__INPUT MATERIAL__.
____

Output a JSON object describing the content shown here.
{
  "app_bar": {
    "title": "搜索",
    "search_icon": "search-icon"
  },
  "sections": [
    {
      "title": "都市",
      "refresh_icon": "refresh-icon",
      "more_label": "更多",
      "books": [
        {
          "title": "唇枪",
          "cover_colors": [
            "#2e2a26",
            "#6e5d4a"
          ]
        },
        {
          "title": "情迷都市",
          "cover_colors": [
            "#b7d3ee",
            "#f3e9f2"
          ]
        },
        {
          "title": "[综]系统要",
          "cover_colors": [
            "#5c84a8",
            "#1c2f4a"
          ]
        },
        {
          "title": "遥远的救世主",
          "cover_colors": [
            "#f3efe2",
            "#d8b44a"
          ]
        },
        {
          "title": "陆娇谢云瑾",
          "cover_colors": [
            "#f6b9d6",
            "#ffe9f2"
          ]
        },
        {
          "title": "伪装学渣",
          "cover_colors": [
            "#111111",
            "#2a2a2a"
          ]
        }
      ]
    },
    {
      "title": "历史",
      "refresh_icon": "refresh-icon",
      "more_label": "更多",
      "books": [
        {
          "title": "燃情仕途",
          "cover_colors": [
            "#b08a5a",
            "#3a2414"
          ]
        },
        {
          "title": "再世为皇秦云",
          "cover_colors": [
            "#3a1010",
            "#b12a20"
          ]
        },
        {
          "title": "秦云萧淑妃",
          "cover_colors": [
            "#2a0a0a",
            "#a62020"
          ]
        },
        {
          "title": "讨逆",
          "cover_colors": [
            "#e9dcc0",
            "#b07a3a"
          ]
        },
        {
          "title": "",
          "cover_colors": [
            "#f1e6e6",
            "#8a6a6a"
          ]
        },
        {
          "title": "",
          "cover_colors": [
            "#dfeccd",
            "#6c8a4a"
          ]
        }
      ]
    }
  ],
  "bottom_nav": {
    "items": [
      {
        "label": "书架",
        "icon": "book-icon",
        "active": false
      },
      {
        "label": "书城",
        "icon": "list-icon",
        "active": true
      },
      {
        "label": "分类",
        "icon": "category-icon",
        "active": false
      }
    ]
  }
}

____

__EXERCISE GOAL__. Transcribe every entry exactly.

__COMPLETE OUTPUT__.
Output a JSON object describing the content shown here.
{
  "app_bar": {
    "title": "搜索",
    "search_icon": "search-icon"
  },
  "sections": [
    {
      "title": "都市",
      "refresh_icon": "refresh-icon",
      "more_label": "更多",
      "books": [
        {
          "title": "唇枪",
          "cover_colors": [
            "#2e2a26",
            "#6e5d4a"
          ]
        },
        {
          "title": "情迷都市",
          "cover_colors": [
            "#b7d3ee",
            "#f3e9f2"
          ]
        },
        {
          "title": "[综]系统要",
          "cover_colors": [
            "#5c84a8",
            "#1c2f4a"
          ]
        },
        {
          "title": "遥远的救世主",
          "cover_colors": [
            "#f3efe2",
            "#d8b44a"
          ]
        },
        {
          "title": "陆娇谢云瑾",
          "cover_colors": [
            "#f6b9d6",
            "#ffe9f2"
          ]
        },
        {
          "title": "伪装学渣",
          "cover_colors": [
            "#111111",
            "#2a2a2a"
          ]
        }
      ]
    },
    {
      "title": "历史",
      "refresh_icon": "refresh-icon",
      "more_label": "更多",
      "books": [
        {
          "title": "燃情仕途",
          "cover_colors": [
            "#b08a5a",
            "#3a2414"
          ]
        },
        {
          "title": "再世为皇秦云",
          "cover_colors": [
            "#3a1010",
            "#b12a20"
          ]
        },
        {
          "title": "秦云萧淑妃",
          "cover_colors": [
            "#2a0a0a",
            "#a62020"
          ]
        },
        {
          "title": "讨逆",
          "cover_colors": [
            "#e9dcc0",
            "#b07a3a"
          ]
        },
        {
          "title": "",
          "cover_colors": [
            "#f1e6e6",
            "#8a6a6a"
          ]
        },
        {
          "title": "",
          "cover_colors": [
            "#dfeccd",
            "#6c8a4a"
          ]
        }
      ]
    }
  ],
  "bottom_nav": {
    "items": [
      {
        "label": "书架",
        "icon": "book-icon",
        "active": false
      },
      {
        "label": "书城",
        "icon": "list-icon",
        "active": true
      },
      {
        "label": "分类",
        "icon": "category-icon",
        "active": false
      }
    ]
  }
}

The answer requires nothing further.